Collected data:
.....

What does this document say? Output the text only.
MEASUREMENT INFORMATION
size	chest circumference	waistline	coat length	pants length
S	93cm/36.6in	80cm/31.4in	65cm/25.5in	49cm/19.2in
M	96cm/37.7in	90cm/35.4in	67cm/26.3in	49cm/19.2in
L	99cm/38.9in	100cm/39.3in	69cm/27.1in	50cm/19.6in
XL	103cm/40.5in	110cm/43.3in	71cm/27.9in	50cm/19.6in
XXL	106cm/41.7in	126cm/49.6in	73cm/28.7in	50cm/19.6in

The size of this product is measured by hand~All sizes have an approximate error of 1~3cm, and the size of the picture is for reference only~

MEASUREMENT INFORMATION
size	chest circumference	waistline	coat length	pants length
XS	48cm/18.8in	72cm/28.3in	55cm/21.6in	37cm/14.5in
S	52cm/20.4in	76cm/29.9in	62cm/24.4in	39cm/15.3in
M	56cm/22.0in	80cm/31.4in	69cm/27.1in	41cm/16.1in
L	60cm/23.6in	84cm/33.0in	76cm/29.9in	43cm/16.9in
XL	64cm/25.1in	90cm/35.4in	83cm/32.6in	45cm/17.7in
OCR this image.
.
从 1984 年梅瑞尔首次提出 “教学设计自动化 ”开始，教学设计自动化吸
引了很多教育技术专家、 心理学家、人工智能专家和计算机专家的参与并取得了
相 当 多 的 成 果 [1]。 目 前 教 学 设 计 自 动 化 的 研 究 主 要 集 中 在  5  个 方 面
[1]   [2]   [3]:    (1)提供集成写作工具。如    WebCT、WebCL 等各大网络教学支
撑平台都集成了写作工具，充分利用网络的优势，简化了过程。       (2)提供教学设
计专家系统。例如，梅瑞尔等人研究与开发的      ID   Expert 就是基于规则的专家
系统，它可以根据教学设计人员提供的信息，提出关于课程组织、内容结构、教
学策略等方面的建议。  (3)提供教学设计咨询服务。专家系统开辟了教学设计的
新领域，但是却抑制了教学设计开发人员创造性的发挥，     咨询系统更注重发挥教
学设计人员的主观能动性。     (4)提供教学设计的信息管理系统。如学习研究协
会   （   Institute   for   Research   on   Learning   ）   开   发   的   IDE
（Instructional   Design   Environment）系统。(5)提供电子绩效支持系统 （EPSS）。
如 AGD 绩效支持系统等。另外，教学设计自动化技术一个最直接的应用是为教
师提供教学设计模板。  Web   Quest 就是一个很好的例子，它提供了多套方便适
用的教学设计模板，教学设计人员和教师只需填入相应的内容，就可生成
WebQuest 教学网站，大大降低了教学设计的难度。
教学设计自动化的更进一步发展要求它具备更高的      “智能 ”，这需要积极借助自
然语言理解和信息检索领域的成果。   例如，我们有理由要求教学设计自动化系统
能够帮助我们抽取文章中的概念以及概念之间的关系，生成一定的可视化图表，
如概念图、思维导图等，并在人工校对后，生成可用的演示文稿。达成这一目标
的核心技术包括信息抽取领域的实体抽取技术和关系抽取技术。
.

.....

Reproduce all data above, unchanged.

What does this document say? Output the text only.
MEASUREMENT INFORMATION
size	chest circumference	waistline	coat length	pants length
S	93cm/36.6in	80cm/31.4in	65cm/25.5in	49cm/19.2in
M	96cm/37.7in	90cm/35.4in	67cm/26.3in	49cm/19.2in
L	99cm/38.9in	100cm/39.3in	69cm/27.1in	50cm/19.6in
XL	103cm/40.5in	110cm/43.3in	71cm/27.9in	50cm/19.6in
XXL	106cm/41.7in	126cm/49.6in	73cm/28.7in	50cm/19.6in

The size of this product is measured by hand~All sizes have an approximate error of 1~3cm, and the size of the picture is for reference only~

MEASUREMENT INFORMATION
size	chest circumference	waistline	coat length	pants length
XS	48cm/18.8in	72cm/28.3in	55cm/21.6in	37cm/14.5in
S	52cm/20.4in	76cm/29.9in	62cm/24.4in	39cm/15.3in
M	56cm/22.0in	80cm/31.4in	69cm/27.1in	41cm/16.1in
L	60cm/23.6in	84cm/33.0in	76cm/29.9in	43cm/16.9in
XL	64cm/25.1in	90cm/35.4in	83cm/32.6in	45cm/17.7in
OCR this image.
.
从 1984 年梅瑞尔首次提出 “教学设计自动化 ”开始，教学设计自动化吸
引了很多教育技术专家、 心理学家、人工智能专家和计算机专家的参与并取得了
相 当 多 的 成 果 [1]。 目 前 教 学 设 计 自 动 化 的 研 究 主 要 集 中 在  5  个 方 面
[1]   [2]   [3]:    (1)提供集成写作工具。如    WebCT、WebCL 等各大网络教学支
撑平台都集成了写作工具，充分利用网络的优势，简化了过程。       (2)提供教学设
计专家系统。例如，梅瑞尔等人研究与开发的      ID   Expert 就是基于规则的专家
系统，它可以根据教学设计人员提供的信息，提出关于课程组织、内容结构、教
学策略等方面的建议。  (3)提供教学设计咨询服务。专家系统开辟了教学设计的
新领域，但是却抑制了教学设计开发人员创造性的发挥，     咨询系统更注重发挥教
学设计人员的主观能动性。     (4)提供教学设计的信息管理系统。如学习研究协
会   （   Institute   for   Research   on   Learning   ）   开   发   的   IDE
（Instructional   Design   Environment）系统。(5)提供电子绩效支持系统 （EPSS）。
如 AGD 绩效支持系统等。另外，教学设计自动化技术一个最直接的应用是为教
师提供教学设计模板。  Web   Quest 就是一个很好的例子，它提供了多套方便适
用的教学设计模板，教学设计人员和教师只需填入相应的内容，就可生成
WebQuest 教学网站，大大降低了教学设计的难度。
教学设计自动化的更进一步发展要求它具备更高的      “智能 ”，这需要积极借助自
然语言理解和信息检索领域的成果。   例如，我们有理由要求教学设计自动化系统
能够帮助我们抽取文章中的概念以及概念之间的关系，生成一定的可视化图表，
如概念图、思维导图等，并在人工校对后，生成可用的演示文稿。达成这一目标
的核心技术包括信息抽取领域的实体抽取技术和关系抽取技术。
.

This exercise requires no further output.